* REQUIRED WORK *
Pictures do not belong in the copy. Return all of the entries exactly.

* EXTRACTED DATA *
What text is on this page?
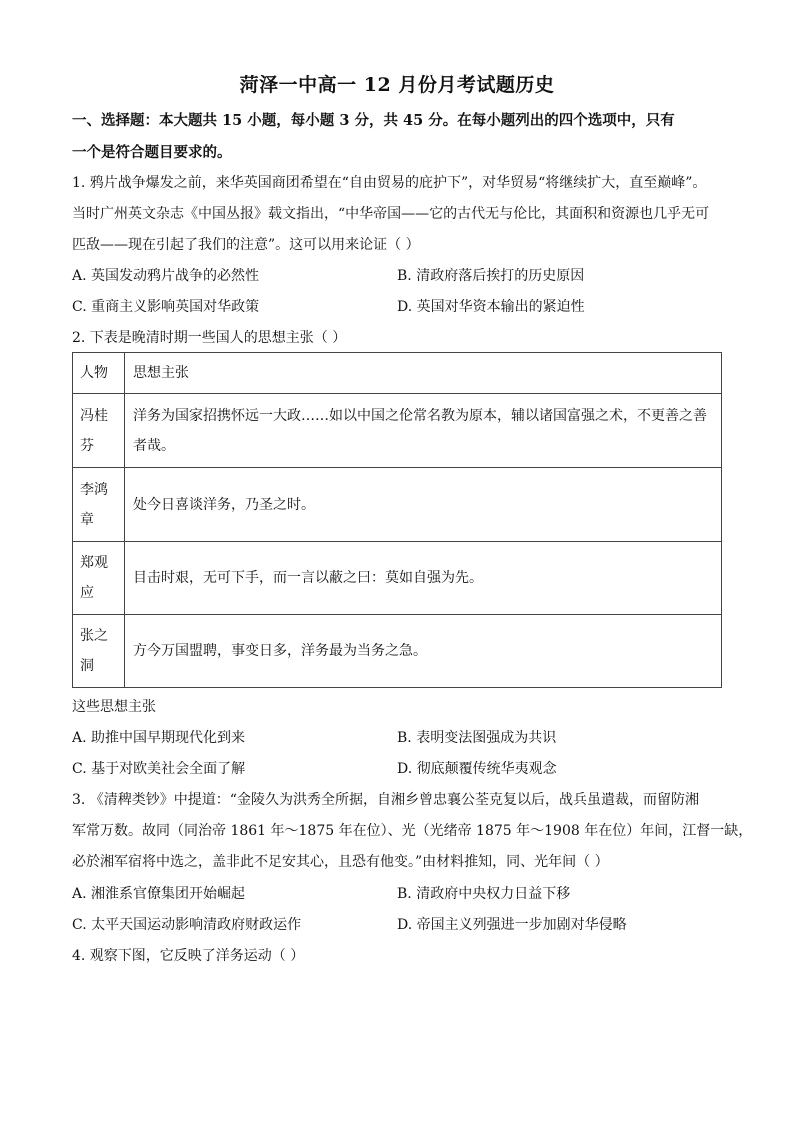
菏泽一中高一 12 月份月考试题历史
一、选择题：本大题共 15 小题，每小题 3 分，共 45 分。在每小题列出的四个选项中，只有
一个是符合题目要求的。
1. 鸦片战争爆发之前，来华英国商团希望在“自由贸易的庇护下”，对华贸易“将继续扩大，直至巅峰”。
当时广州英文杂志《中国丛报》载文指出，“中华帝国——它的古代无与伦比，其面积和资源也几乎无可
匹敌——现在引起了我们的注意”。这可以用来论证（ ）
A. 英国发动鸦片战争的必然性	B. 清政府落后挨打的历史原因
C. 重商主义影响英国对华政策	D. 英国对华资本输出的紧迫性
2. 下表是晚清时期一些国人的思想主张（ ）
人物	思想主张

冯桂
芬	洋务为国家招携怀远一大政……如以中国之伦常名教为原本，辅以诸国富强之术，不更善之善者哉。

李鸿
章	处今日喜谈洋务，乃圣之时。

郑观
应	目击时艰，无可下手，而一言以蔽之曰：莫如自强为先。

张之
洞	方今万国盟聘，事变日多，洋务最为当务之急。
这些思想主张
A. 助推中国早期现代化到来	B. 表明变法图强成为共识
C. 基于对欧美社会全面了解	D. 彻底颠覆传统华夷观念
3. 《清稗类钞》中提道：“金陵久为洪秀全所据，自湘乡曾忠襄公荃克复以后，战兵虽遣裁，而留防湘
军常万数。故同（同治帝 1861 年～1875 年在位）、光（光绪帝 1875 年～1908 年在位）年间，江督一缺，
必於湘军宿将中选之，盖非此不足安其心，且恐有他变。”由材料推知，同、光年间（ ）
A. 湘淮系官僚集团开始崛起	B. 清政府中央权力日益下移
C. 太平天国运动影响清政府财政运作	D. 帝国主义列强进一步加剧对华侵略
4. 观察下图，它反映了洋务运动（ ）
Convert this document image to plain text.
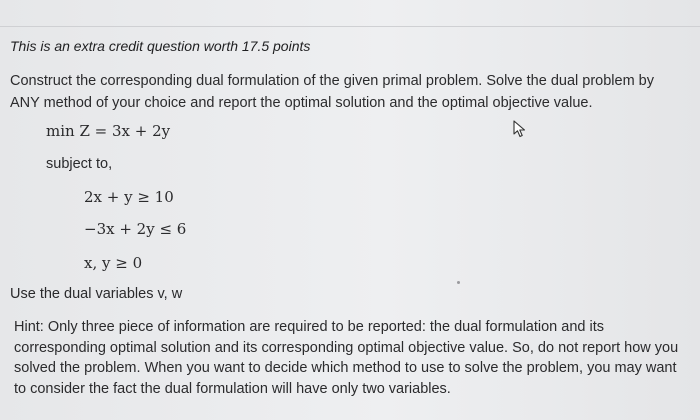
This is an extra credit question worth 17.5 points
Construct the corresponding dual formulation of the given primal problem. Solve the dual problem by ANY method of your choice and report the optimal solution and the optimal objective value.
min Z = 3x + 2y
subject to,
2x + y ≥ 10
−3x + 2y ≤ 6
x, y ≥ 0
Use the dual variables v, w
Hint: Only three piece of information are required to be reported: the dual formulation and its corresponding optimal solution and its corresponding optimal objective value. So, do not report how you solved the problem. When you want to decide which method to use to solve the problem, you may want to consider the fact the dual formulation will have only two variables.
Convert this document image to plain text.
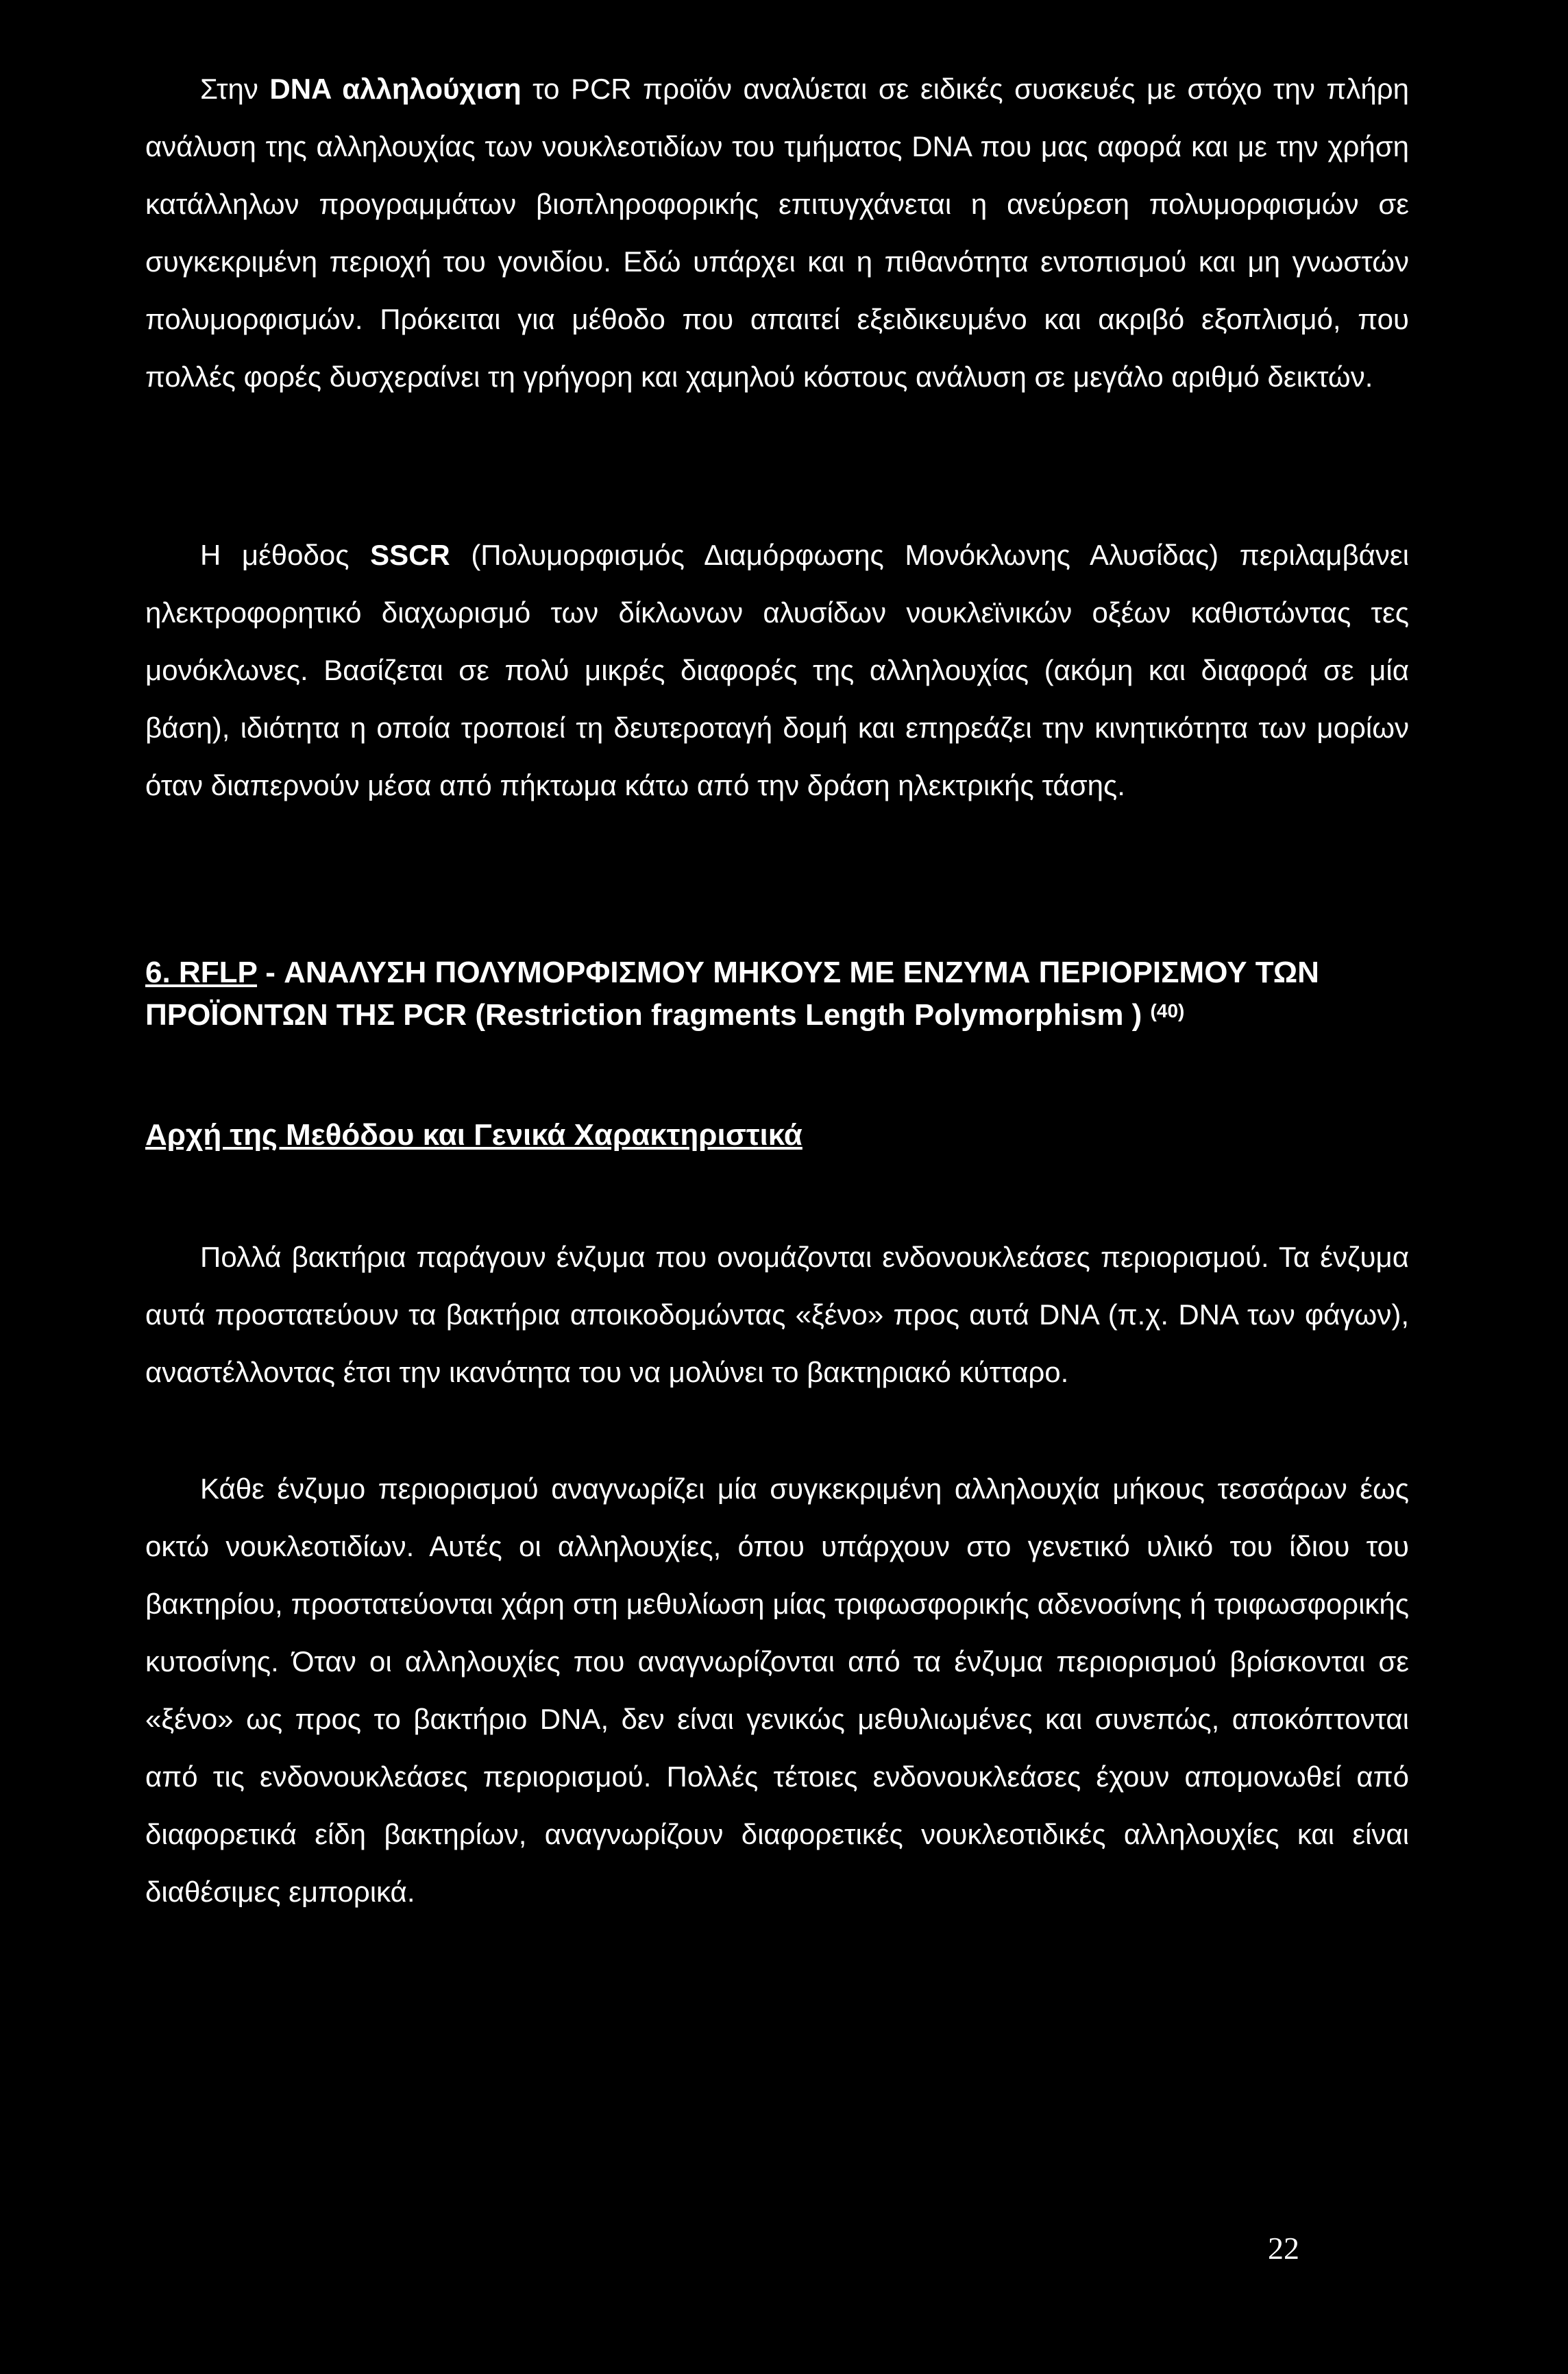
Στην DNA αλληλούχιση το PCR προϊόν αναλύεται σε ειδικές συσκευές με στόχο την πλήρη ανάλυση της αλληλουχίας των νουκλεοτιδίων του τμήματος DNA που μας αφορά και με την χρήση κατάλληλων προγραμμάτων βιοπληροφορικής επιτυγχάνεται η ανεύρεση πολυμορφισμών σε συγκεκριμένη περιοχή του γονιδίου. Εδώ υπάρχει και η πιθανότητα εντοπισμού και μη γνωστών πολυμορφισμών. Πρόκειται για μέθοδο που απαιτεί εξειδικευμένο και ακριβό εξοπλισμό, που πολλές φορές δυσχεραίνει τη γρήγορη και χαμηλού κόστους ανάλυση σε μεγάλο αριθμό δεικτών.

Η μέθοδος SSCR (Πολυμορφισμός Διαμόρφωσης Μονόκλωνης Αλυσίδας) περιλαμβάνει ηλεκτροφορητικό διαχωρισμό των δίκλωνων αλυσίδων νουκλεϊνικών οξέων καθιστώντας τες μονόκλωνες. Βασίζεται σε πολύ μικρές διαφορές της αλληλουχίας (ακόμη και διαφορά σε μία βάση), ιδιότητα η οποία τροποιεί τη δευτεροταγή δομή και επηρεάζει την κινητικότητα των μορίων όταν διαπερνούν μέσα από πήκτωμα κάτω από την δράση ηλεκτρικής τάσης.

6. RFLP - ΑΝΑΛΥΣΗ ΠΟΛΥΜΟΡΦΙΣΜΟΥ ΜΗΚΟΥΣ ΜΕ ΕΝΖΥΜΑ ΠΕΡΙΟΡΙΣΜΟΥ ΤΩΝ ΠΡΟΪΟΝΤΩΝ ΤΗΣ PCR (Restriction fragments Length Polymorphism ) $^{(40)}$

Αρχή της Μεθόδου και Γενικά Χαρακτηριστικά

Πολλά βακτήρια παράγουν ένζυμα που ονομάζονται ενδονουκλεάσες περιορισμού. Τα ένζυμα αυτά προστατεύουν τα βακτήρια αποικοδομώντας «ξένο» προς αυτά DNA (π.χ. DNA των φάγων), αναστέλλοντας έτσι την ικανότητα του να μολύνει το βακτηριακό κύτταρο.

Κάθε ένζυμο περιορισμού αναγνωρίζει μία συγκεκριμένη αλληλουχία μήκους τεσσάρων έως οκτώ νουκλεοτιδίων. Αυτές οι αλληλουχίες, όπου υπάρχουν στο γενετικό υλικό του ίδιου του βακτηρίου, προστατεύονται χάρη στη μεθυλίωση μίας τριφωσφορικής αδενοσίνης ή τριφωσφορικής κυτοσίνης. Όταν οι αλληλουχίες που αναγνωρίζονται από τα ένζυμα περιορισμού βρίσκονται σε «ξένο» ως προς το βακτήριο DNA, δεν είναι γενικώς μεθυλιωμένες και συνεπώς, αποκόπτονται από τις ενδονουκλεάσες περιορισμού. Πολλές τέτοιες ενδονουκλεάσες έχουν απομονωθεί από διαφορετικά είδη βακτηρίων, αναγνωρίζουν διαφορετικές νουκλεοτιδικές αλληλουχίες και είναι διαθέσιμες εμπορικά.

22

* TASK RESPONSE *
What text is on this page?
菏泽一中高一 12 月份月考试题历史
一、选择题：本大题共 15 小题，每小题 3 分，共 45 分。在每小题列出的四个选项中，只有
一个是符合题目要求的。
1. 鸦片战争爆发之前，来华英国商团希望在“自由贸易的庇护下”，对华贸易“将继续扩大，直至巅峰”。
当时广州英文杂志《中国丛报》载文指出，“中华帝国——它的古代无与伦比，其面积和资源也几乎无可
匹敌——现在引起了我们的注意”。这可以用来论证（ ）
A. 英国发动鸦片战争的必然性	B. 清政府落后挨打的历史原因
C. 重商主义影响英国对华政策	D. 英国对华资本输出的紧迫性
2. 下表是晚清时期一些国人的思想主张（ ）
人物	思想主张

冯桂
芬	洋务为国家招携怀远一大政……如以中国之伦常名教为原本，辅以诸国富强之术，不更善之善者哉。

李鸿
章	处今日喜谈洋务，乃圣之时。

郑观
应	目击时艰，无可下手，而一言以蔽之曰：莫如自强为先。

张之
洞	方今万国盟聘，事变日多，洋务最为当务之急。
这些思想主张
A. 助推中国早期现代化到来	B. 表明变法图强成为共识
C. 基于对欧美社会全面了解	D. 彻底颠覆传统华夷观念
3. 《清稗类钞》中提道：“金陵久为洪秀全所据，自湘乡曾忠襄公荃克复以后，战兵虽遣裁，而留防湘
军常万数。故同（同治帝 1861 年～1875 年在位）、光（光绪帝 1875 年～1908 年在位）年间，江督一缺，
必於湘军宿将中选之，盖非此不足安其心，且恐有他变。”由材料推知，同、光年间（ ）
A. 湘淮系官僚集团开始崛起	B. 清政府中央权力日益下移
C. 太平天国运动影响清政府财政运作	D. 帝国主义列强进一步加剧对华侵略
4. 观察下图，它反映了洋务运动（ ）
Convert this document image to plain text.
This is an extra credit question worth 17.5 points
Construct the corresponding dual formulation of the given primal problem. Solve the dual problem by ANY method of your choice and report the optimal solution and the optimal objective value.
min Z = 3x + 2y
subject to,
2x + y ≥ 10
−3x + 2y ≤ 6
x, y ≥ 0
Use the dual variables v, w
Hint: Only three piece of information are required to be reported: the dual formulation and its corresponding optimal solution and its corresponding optimal objective value. So, do not report how you solved the problem. When you want to decide which method to use to solve the problem, you may want to consider the fact the dual formulation will have only two variables.
Convert this document image to plain text.
Στην DNA αλληλούχιση το PCR προϊόν αναλύεται σε ειδικές συσκευές με στόχο την πλήρη ανάλυση της αλληλουχίας των νουκλεοτιδίων του τμήματος DNA που μας αφορά και με την χρήση κατάλληλων προγραμμάτων βιοπληροφορικής επιτυγχάνεται η ανεύρεση πολυμορφισμών σε συγκεκριμένη περιοχή του γονιδίου. Εδώ υπάρχει και η πιθανότητα εντοπισμού και μη γνωστών πολυμορφισμών. Πρόκειται για μέθοδο που απαιτεί εξειδικευμένο και ακριβό εξοπλισμό, που πολλές φορές δυσχεραίνει τη γρήγορη και χαμηλού κόστους ανάλυση σε μεγάλο αριθμό δεικτών.

Η μέθοδος SSCR (Πολυμορφισμός Διαμόρφωσης Μονόκλωνης Αλυσίδας) περιλαμβάνει ηλεκτροφορητικό διαχωρισμό των δίκλωνων αλυσίδων νουκλεϊνικών οξέων καθιστώντας τες μονόκλωνες. Βασίζεται σε πολύ μικρές διαφορές της αλληλουχίας (ακόμη και διαφορά σε μία βάση), ιδιότητα η οποία τροποιεί τη δευτεροταγή δομή και επηρεάζει την κινητικότητα των μορίων όταν διαπερνούν μέσα από πήκτωμα κάτω από την δράση ηλεκτρικής τάσης.

6. RFLP - ΑΝΑΛΥΣΗ ΠΟΛΥΜΟΡΦΙΣΜΟΥ ΜΗΚΟΥΣ ΜΕ ΕΝΖΥΜΑ ΠΕΡΙΟΡΙΣΜΟΥ ΤΩΝ ΠΡΟΪΟΝΤΩΝ ΤΗΣ PCR (Restriction fragments Length Polymorphism ) $^{(40)}$

Αρχή της Μεθόδου και Γενικά Χαρακτηριστικά

Πολλά βακτήρια παράγουν ένζυμα που ονομάζονται ενδονουκλεάσες περιορισμού. Τα ένζυμα αυτά προστατεύουν τα βακτήρια αποικοδομώντας «ξένο» προς αυτά DNA (π.χ. DNA των φάγων), αναστέλλοντας έτσι την ικανότητα του να μολύνει το βακτηριακό κύτταρο.

Κάθε ένζυμο περιορισμού αναγνωρίζει μία συγκεκριμένη αλληλουχία μήκους τεσσάρων έως οκτώ νουκλεοτιδίων. Αυτές οι αλληλουχίες, όπου υπάρχουν στο γενετικό υλικό του ίδιου του βακτηρίου, προστατεύονται χάρη στη μεθυλίωση μίας τριφωσφορικής αδενοσίνης ή τριφωσφορικής κυτοσίνης. Όταν οι αλληλουχίες που αναγνωρίζονται από τα ένζυμα περιορισμού βρίσκονται σε «ξένο» ως προς το βακτήριο DNA, δεν είναι γενικώς μεθυλιωμένες και συνεπώς, αποκόπτονται από τις ενδονουκλεάσες περιορισμού. Πολλές τέτοιες ενδονουκλεάσες έχουν απομονωθεί από διαφορετικά είδη βακτηρίων, αναγνωρίζουν διαφορετικές νουκλεοτιδικές αλληλουχίες και είναι διαθέσιμες εμπορικά.

22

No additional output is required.